■ GIVEN TASK
Transcribe the records that follow. Keep every word exactly, and drop the pictures.

* START EXERCISE INPUTS *

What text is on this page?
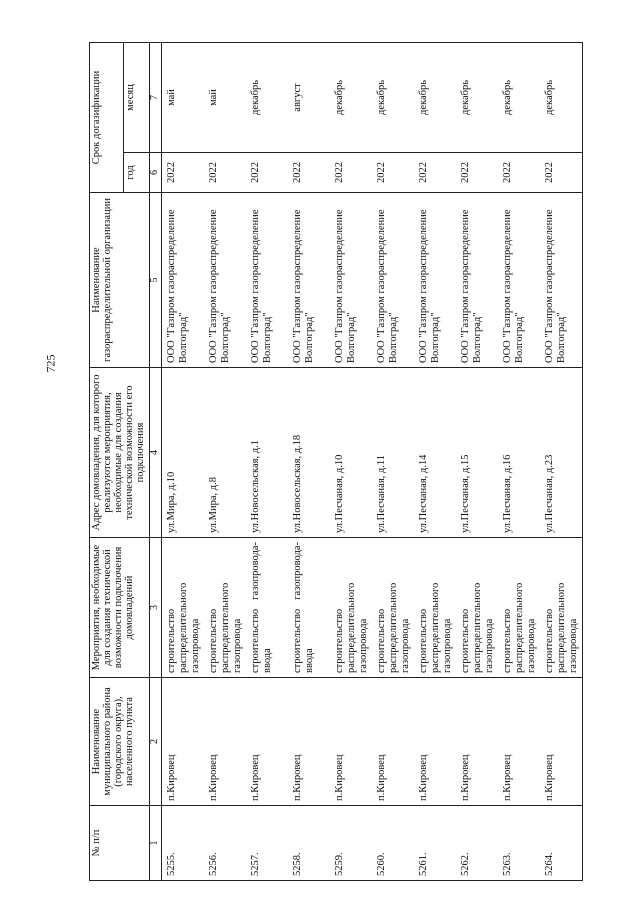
725
№ п/п	Наименование муниципального района (городского округа), населенного пункта	Мероприятия, необходимые для создания технической возможности подключения домовладений	Адрес домовладения, для которого реализуются мероприятия, необходимые для создания технической возможности его подключения	Наименование газораспределительной организации	Срок догазификации	
					год	месяц
1	2	3	4	5	6	7
5255.	п.Кировец	строительство распределительного газопровода	ул.Мира, д.10	ООО "Газпром газораспределение Волгоград"	2022	май
5256.	п.Кировец	строительство распределительного газопровода	ул.Мира, д.8	ООО "Газпром газораспределение Волгоград"	2022	май
5257.	п.Кировец	строительство газопровода-ввода	ул.Новосельская, д.1	ООО "Газпром газораспределение Волгоград"	2022	декабрь
5258.	п.Кировец	строительство газопровода-ввода	ул.Новосельская, д.18	ООО "Газпром газораспределение Волгоград"	2022	август
5259.	п.Кировец	строительство распределительного газопровода	ул.Песчаная, д.10	ООО "Газпром газораспределение Волгоград"	2022	декабрь
5260.	п.Кировец	строительство распределительного газопровода	ул.Песчаная, д.11	ООО "Газпром газораспределение Волгоград"	2022	декабрь
5261.	п.Кировец	строительство распределительного газопровода	ул.Песчаная, д.14	ООО "Газпром газораспределение Волгоград"	2022	декабрь
5262.	п.Кировец	строительство распределительного газопровода	ул.Песчаная, д.15	ООО "Газпром газораспределение Волгоград"	2022	декабрь
5263.	п.Кировец	строительство распределительного газопровода	ул.Песчаная, д.16	ООО "Газпром газораспределение Волгоград"	2022	декабрь
5264.	п.Кировец	строительство распределительного газопровода	ул.Песчаная, д.23	ООО "Газпром газораспределение Волгоград"	2022	декабрь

* END EXERCISE INPUTS *

■ ANSWER FOR THIS EXERCISE
What text is on this page?
725
№ п/п	Наименование муниципального района (городского округа), населенного пункта	Мероприятия, необходимые для создания технической возможности подключения домовладений	Адрес домовладения, для которого реализуются мероприятия, необходимые для создания технической возможности его подключения	Наименование газораспределительной организации	Срок догазификации	
					год	месяц
1	2	3	4	5	6	7
5255.	п.Кировец	строительство распределительного газопровода	ул.Мира, д.10	ООО "Газпром газораспределение Волгоград"	2022	май
5256.	п.Кировец	строительство распределительного газопровода	ул.Мира, д.8	ООО "Газпром газораспределение Волгоград"	2022	май
5257.	п.Кировец	строительство газопровода-ввода	ул.Новосельская, д.1	ООО "Газпром газораспределение Волгоград"	2022	декабрь
5258.	п.Кировец	строительство газопровода-ввода	ул.Новосельская, д.18	ООО "Газпром газораспределение Волгоград"	2022	август
5259.	п.Кировец	строительство распределительного газопровода	ул.Песчаная, д.10	ООО "Газпром газораспределение Волгоград"	2022	декабрь
5260.	п.Кировец	строительство распределительного газопровода	ул.Песчаная, д.11	ООО "Газпром газораспределение Волгоград"	2022	декабрь
5261.	п.Кировец	строительство распределительного газопровода	ул.Песчаная, д.14	ООО "Газпром газораспределение Волгоград"	2022	декабрь
5262.	п.Кировец	строительство распределительного газопровода	ул.Песчаная, д.15	ООО "Газпром газораспределение Волгоград"	2022	декабрь
5263.	п.Кировец	строительство распределительного газопровода	ул.Песчаная, д.16	ООО "Газпром газораспределение Волгоград"	2022	декабрь
5264.	п.Кировец	строительство распределительного газопровода	ул.Песчаная, д.23	ООО "Газпром газораспределение Волгоград"	2022	декабрь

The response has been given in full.